__Stated exercise__. Among these lines, how many include "JSON"? Answer only with the number.

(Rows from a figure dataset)
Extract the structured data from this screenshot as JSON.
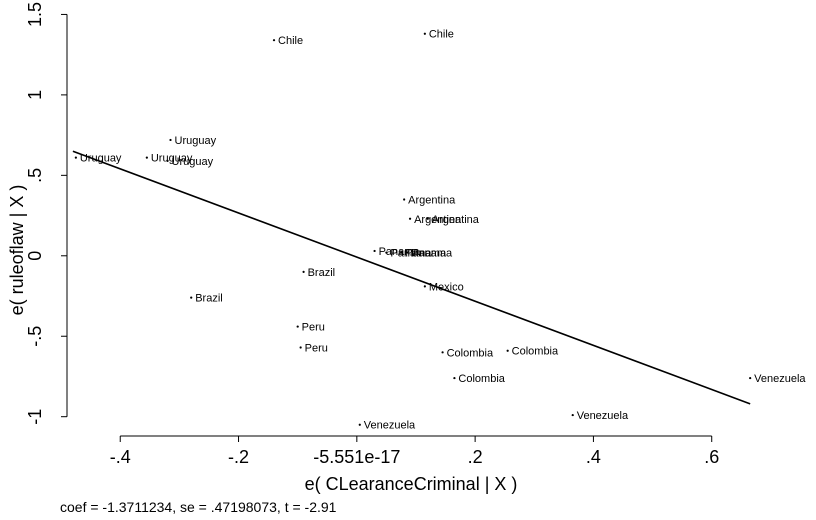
{
  "chart_data": {
    "type": "scatter",
    "title": "",
    "xlabel": "e( CLearanceCriminal | X )",
    "ylabel": "e( ruleoflaw | X )",
    "xlim": [
      -0.49,
      0.685
    ],
    "ylim": [
      -1.12,
      1.54
    ],
    "x_ticks": [
      {
        "value": -0.4,
        "label": "-.4"
      },
      {
        "value": -0.2,
        "label": "-.2"
      },
      {
        "value": 0.0,
        "label": "-5.551e-17"
      },
      {
        "value": 0.2,
        "label": ".2"
      },
      {
        "value": 0.4,
        "label": ".4"
      },
      {
        "value": 0.6,
        "label": ".6"
      }
    ],
    "y_ticks": [
      {
        "value": -1.0,
        "label": "-1"
      },
      {
        "value": -0.5,
        "label": "-.5"
      },
      {
        "value": 0.0,
        "label": "0"
      },
      {
        "value": 0.5,
        "label": ".5"
      },
      {
        "value": 1.0,
        "label": "1"
      },
      {
        "value": 1.5,
        "label": "1.5"
      }
    ],
    "points": [
      {
        "label": "Chile",
        "x": -0.14,
        "y": 1.34
      },
      {
        "label": "Chile",
        "x": 0.115,
        "y": 1.38
      },
      {
        "label": "Uruguay",
        "x": -0.315,
        "y": 0.72
      },
      {
        "label": "Uruguay",
        "x": -0.475,
        "y": 0.61
      },
      {
        "label": "Uruguay",
        "x": -0.355,
        "y": 0.61
      },
      {
        "label": "Uruguay",
        "x": -0.32,
        "y": 0.59
      },
      {
        "label": "Argentina",
        "x": 0.08,
        "y": 0.35
      },
      {
        "label": "Argentina",
        "x": 0.09,
        "y": 0.23
      },
      {
        "label": "Argentina",
        "x": 0.12,
        "y": 0.23
      },
      {
        "label": "Panama",
        "x": 0.03,
        "y": 0.03
      },
      {
        "label": "Panama",
        "x": 0.05,
        "y": 0.02
      },
      {
        "label": "Panama",
        "x": 0.075,
        "y": 0.02
      },
      {
        "label": "Panama",
        "x": 0.085,
        "y": 0.02
      },
      {
        "label": "Brazil",
        "x": -0.09,
        "y": -0.1
      },
      {
        "label": "Brazil",
        "x": -0.28,
        "y": -0.26
      },
      {
        "label": "Mexico",
        "x": 0.115,
        "y": -0.19
      },
      {
        "label": "Peru",
        "x": -0.1,
        "y": -0.44
      },
      {
        "label": "Peru",
        "x": -0.095,
        "y": -0.57
      },
      {
        "label": "Colombia",
        "x": 0.145,
        "y": -0.6
      },
      {
        "label": "Colombia",
        "x": 0.255,
        "y": -0.59
      },
      {
        "label": "Colombia",
        "x": 0.165,
        "y": -0.76
      },
      {
        "label": "Venezuela",
        "x": 0.665,
        "y": -0.76
      },
      {
        "label": "Venezuela",
        "x": 0.365,
        "y": -0.99
      },
      {
        "label": "Venezuela",
        "x": 0.005,
        "y": -1.05
      }
    ],
    "fit_line": {
      "x": [
        -0.48,
        0.665
      ],
      "y": [
        0.65,
        -0.92
      ]
    },
    "grid": false,
    "legend": "none"
  },
  "note": "coef = -1.3711234, se = .47198073, t = -2.91"
}
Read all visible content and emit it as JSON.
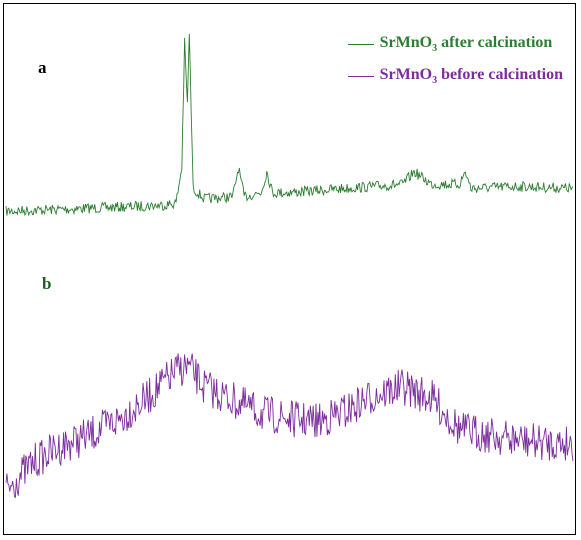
{
  "chart_data": {
    "type": "line",
    "title": "",
    "xlabel": "",
    "ylabel": "",
    "grid": false,
    "legend_position": "top-right",
    "x_range": [
      0,
      100
    ],
    "y_range": [
      0,
      100
    ],
    "panels": [
      {
        "label": "a",
        "series_index": 0
      },
      {
        "label": "b",
        "series_index": 1
      }
    ],
    "series": [
      {
        "name_prefix": "SrMnO",
        "name_sub": "3",
        "name_suffix": " after calcination",
        "color": "#2e7d32",
        "trend": [
          [
            0,
            91
          ],
          [
            10,
            90
          ],
          [
            20,
            89
          ],
          [
            28,
            88
          ],
          [
            30,
            87
          ],
          [
            31,
            70
          ],
          [
            31.5,
            10
          ],
          [
            32,
            40
          ],
          [
            32.3,
            3
          ],
          [
            33,
            80
          ],
          [
            35,
            85
          ],
          [
            40,
            84
          ],
          [
            41,
            70
          ],
          [
            42,
            84
          ],
          [
            45,
            82
          ],
          [
            46,
            72
          ],
          [
            47,
            82
          ],
          [
            50,
            82
          ],
          [
            60,
            80
          ],
          [
            70,
            78
          ],
          [
            72,
            72
          ],
          [
            75,
            78
          ],
          [
            80,
            78
          ],
          [
            81,
            72
          ],
          [
            82,
            80
          ],
          [
            90,
            79
          ],
          [
            100,
            80
          ]
        ],
        "noise": 5
      },
      {
        "name_prefix": "SrMnO",
        "name_sub": "3",
        "name_suffix": " before calcination",
        "color": "#7b2d9b",
        "trend": [
          [
            0,
            93
          ],
          [
            5,
            82
          ],
          [
            10,
            76
          ],
          [
            15,
            72
          ],
          [
            20,
            66
          ],
          [
            25,
            58
          ],
          [
            30,
            48
          ],
          [
            32,
            46
          ],
          [
            35,
            54
          ],
          [
            40,
            59
          ],
          [
            45,
            64
          ],
          [
            50,
            66
          ],
          [
            55,
            67
          ],
          [
            60,
            63
          ],
          [
            65,
            57
          ],
          [
            70,
            54
          ],
          [
            75,
            58
          ],
          [
            80,
            70
          ],
          [
            85,
            72
          ],
          [
            90,
            74
          ],
          [
            95,
            75
          ],
          [
            100,
            75
          ]
        ],
        "noise": 14
      }
    ]
  }
}
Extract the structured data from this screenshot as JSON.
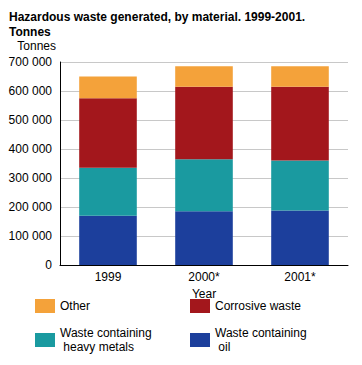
{
  "chart_data": {
    "type": "bar",
    "stacked": true,
    "title": "Hazardous waste generated, by material. 1999-2001. Tonnes",
    "x_label": "Year",
    "y_label": "Tonnes",
    "categories": [
      "1999",
      "2000*",
      "2001*"
    ],
    "series": [
      {
        "name": "Waste containing oil",
        "color": "#1c3f9c",
        "values": [
          170000,
          185000,
          188000
        ]
      },
      {
        "name": "Waste containing heavy metals",
        "color": "#1a9aa0",
        "values": [
          165000,
          180000,
          172000
        ]
      },
      {
        "name": "Corrosive waste",
        "color": "#a3171c",
        "values": [
          240000,
          250000,
          255000
        ]
      },
      {
        "name": "Other",
        "color": "#f4a23a",
        "values": [
          75000,
          70000,
          70000
        ]
      }
    ],
    "ylim": [
      0,
      700000
    ],
    "yticks": [
      0,
      {
        "value": 100000,
        "label": "100 000"
      },
      {
        "value": 200000,
        "label": "200 000"
      },
      {
        "value": 300000,
        "label": "300 000"
      },
      {
        "value": 400000,
        "label": "400 000"
      },
      {
        "value": 500000,
        "label": "500 000"
      },
      {
        "value": 600000,
        "label": "600 000"
      },
      {
        "value": 700000,
        "label": "700 000"
      }
    ],
    "grid": true,
    "legend": "bottom"
  }
}
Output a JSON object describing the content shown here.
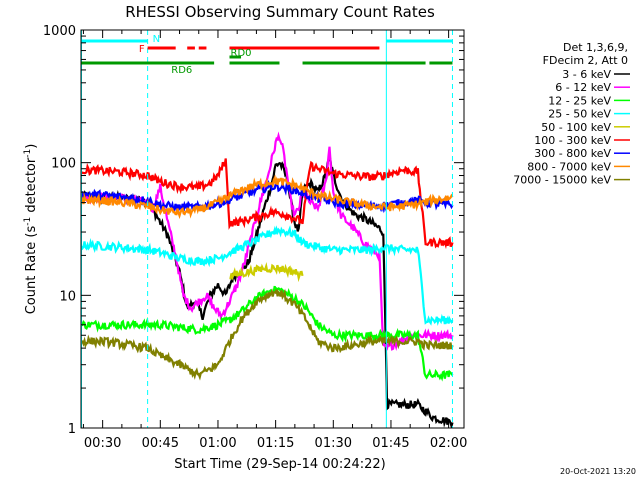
{
  "chart_data": {
    "type": "line",
    "title": "RHESSI Observing Summary Count Rates",
    "xlabel": "Start Time (29-Sep-14 00:24:22)",
    "ylabel_main": "Count Rate (s",
    "ylabel_sup1": "-1",
    "ylabel_mid": " detector",
    "ylabel_sup2": "-1",
    "ylabel_end": ")",
    "y_scale": "log",
    "ylim": [
      1,
      1000
    ],
    "xlim_minutes": [
      24.37,
      124
    ],
    "x_ticks": [
      {
        "label": "00:30",
        "minute": 30
      },
      {
        "label": "00:45",
        "minute": 45
      },
      {
        "label": "01:00",
        "minute": 60
      },
      {
        "label": "01:15",
        "minute": 75
      },
      {
        "label": "01:30",
        "minute": 90
      },
      {
        "label": "01:45",
        "minute": 105
      },
      {
        "label": "02:00",
        "minute": 120
      }
    ],
    "y_ticks": [
      {
        "label": "1",
        "value": 1
      },
      {
        "label": "10",
        "value": 10
      },
      {
        "label": "100",
        "value": 100
      },
      {
        "label": "1000",
        "value": 1000
      }
    ],
    "legend_header": [
      "Det 1,3,6,9,",
      "FDecim 2, Att 0"
    ],
    "timestamp": "20-Oct-2021 13:20",
    "vlines": [
      {
        "minute": 24.5,
        "color": "#00ffff",
        "style": "solid"
      },
      {
        "minute": 41.7,
        "color": "#00ffff",
        "style": "dashed"
      },
      {
        "minute": 103.8,
        "color": "#00ffff",
        "style": "solid"
      },
      {
        "minute": 121.0,
        "color": "#00ffff",
        "style": "dashed"
      }
    ],
    "flag_bars": [
      {
        "label": "N",
        "color": "#00ffff",
        "segments": [
          [
            24.5,
            41.7
          ],
          [
            103.8,
            121.0
          ]
        ],
        "level": 1
      },
      {
        "label": "F",
        "color": "#ff0000",
        "segments": [
          [
            41.7,
            49
          ],
          [
            52,
            54
          ],
          [
            55,
            57
          ],
          [
            63,
            102
          ]
        ],
        "level": 2
      },
      {
        "label": "RD0",
        "color": "#009900",
        "segments": [
          [
            63,
            66
          ]
        ],
        "level": 3
      },
      {
        "label": "RD6",
        "color": "#009900",
        "segments": [
          [
            24.5,
            59
          ],
          [
            63,
            76
          ],
          [
            82,
            114
          ],
          [
            115,
            121
          ]
        ],
        "level": 4
      }
    ],
    "series": [
      {
        "name": "3 - 6 keV",
        "color": "#000000",
        "x": [
          24.5,
          35,
          41.7,
          44,
          47,
          50,
          52,
          54,
          56,
          58,
          60,
          62,
          64,
          66,
          68,
          70,
          72,
          74,
          75,
          76,
          77,
          78,
          79,
          80,
          81,
          82,
          84,
          86,
          88,
          89,
          90,
          92,
          94,
          96,
          98,
          100,
          102,
          103,
          104,
          108,
          112,
          116,
          121
        ],
        "y": [
          55,
          54,
          52,
          40,
          28,
          15,
          8,
          9,
          7,
          10,
          12,
          10,
          14,
          15,
          18,
          28,
          45,
          70,
          95,
          100,
          90,
          75,
          50,
          35,
          30,
          60,
          70,
          60,
          80,
          110,
          80,
          55,
          45,
          40,
          38,
          35,
          32,
          30,
          1.5,
          1.5,
          1.5,
          1.2,
          1.1
        ]
      },
      {
        "name": "6 - 12 keV",
        "color": "#ff00ff",
        "x": [
          24.5,
          35,
          41.7,
          43,
          45,
          47,
          49,
          51,
          53,
          55,
          57,
          59,
          61,
          63,
          65,
          67,
          69,
          71,
          73,
          75,
          76,
          77,
          78,
          79,
          80,
          81,
          82,
          84,
          86,
          88,
          89,
          90,
          92,
          94,
          96,
          98,
          100,
          102,
          103,
          104,
          110,
          116,
          121
        ],
        "y": [
          55,
          54,
          50,
          45,
          65,
          35,
          20,
          10,
          8,
          9,
          10,
          8,
          7,
          9,
          12,
          18,
          30,
          50,
          80,
          140,
          160,
          120,
          80,
          50,
          40,
          45,
          60,
          50,
          45,
          70,
          130,
          60,
          40,
          35,
          30,
          25,
          22,
          20,
          4,
          4,
          5,
          5,
          5
        ]
      },
      {
        "name": "12 - 25 keV",
        "color": "#00ff00",
        "x": [
          24.5,
          35,
          45,
          55,
          60,
          63,
          66,
          70,
          74,
          76,
          80,
          83,
          86,
          90,
          95,
          100,
          103,
          108,
          112,
          114,
          118,
          121
        ],
        "y": [
          6,
          6,
          6,
          5.5,
          6,
          6.5,
          7.5,
          9.5,
          11,
          11,
          9.5,
          8,
          6,
          5,
          5,
          5,
          5,
          5,
          5,
          2.5,
          2.5,
          2.5
        ]
      },
      {
        "name": "25 - 50 keV",
        "color": "#00ffff",
        "x": [
          24.5,
          35,
          41.7,
          45,
          50,
          55,
          60,
          63,
          66,
          70,
          74,
          76,
          80,
          82,
          86,
          90,
          95,
          100,
          103,
          108,
          112,
          114,
          118,
          121
        ],
        "y": [
          24,
          23,
          22,
          21,
          19,
          18,
          19,
          21,
          23,
          26,
          30,
          31,
          29,
          25,
          23,
          22,
          22,
          22,
          23,
          22,
          22,
          6.5,
          6.5,
          6.5
        ]
      },
      {
        "name": "50 - 100 keV",
        "color": "#cccc00",
        "x": [
          63,
          68,
          72,
          76,
          80,
          82
        ],
        "y": [
          14,
          15,
          16,
          16,
          15,
          14
        ]
      },
      {
        "name": "100 - 300 keV",
        "color": "#ff0000",
        "x": [
          24.5,
          30,
          35,
          41.7,
          45,
          50,
          55,
          58,
          60,
          62,
          63,
          66,
          70,
          74,
          76,
          80,
          82,
          84,
          86,
          90,
          95,
          100,
          103,
          108,
          112,
          114,
          118,
          121
        ],
        "y": [
          88,
          87,
          85,
          80,
          72,
          66,
          65,
          70,
          80,
          105,
          35,
          36,
          39,
          42,
          42,
          38,
          36,
          95,
          90,
          83,
          80,
          78,
          80,
          88,
          85,
          25,
          25,
          25
        ]
      },
      {
        "name": "300 - 800 keV",
        "color": "#0000ff",
        "x": [
          24.5,
          30,
          35,
          41.7,
          45,
          50,
          55,
          60,
          65,
          70,
          74,
          76,
          80,
          84,
          88,
          92,
          96,
          100,
          104,
          108,
          112,
          116,
          121
        ],
        "y": [
          58,
          57,
          55,
          52,
          48,
          46,
          46,
          49,
          55,
          62,
          66,
          66,
          62,
          56,
          52,
          49,
          48,
          47,
          48,
          50,
          52,
          49,
          48
        ]
      },
      {
        "name": "800 - 7000 keV",
        "color": "#ff8800",
        "x": [
          24.5,
          30,
          35,
          41.7,
          45,
          50,
          55,
          60,
          63,
          66,
          70,
          74,
          76,
          80,
          84,
          88,
          92,
          96,
          100,
          104,
          108,
          112,
          116,
          121
        ],
        "y": [
          52,
          52,
          50,
          47,
          44,
          42,
          44,
          50,
          56,
          62,
          68,
          72,
          72,
          68,
          60,
          55,
          52,
          49,
          47,
          46,
          47,
          49,
          52,
          55
        ]
      },
      {
        "name": "7000 - 15000 keV",
        "color": "#808000",
        "x": [
          24.5,
          30,
          35,
          41.7,
          45,
          50,
          55,
          60,
          63,
          66,
          70,
          74,
          76,
          80,
          83,
          86,
          90,
          95,
          100,
          103,
          108,
          112,
          114,
          118,
          121
        ],
        "y": [
          4.5,
          4.5,
          4.3,
          4,
          3.5,
          3,
          2.5,
          3,
          4.5,
          6.5,
          9,
          10.5,
          10.5,
          8.5,
          6.5,
          4.5,
          4,
          4.2,
          4.5,
          4.5,
          4.5,
          4.5,
          4.2,
          4.2,
          4.2
        ]
      }
    ]
  }
}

__Task solution__. 4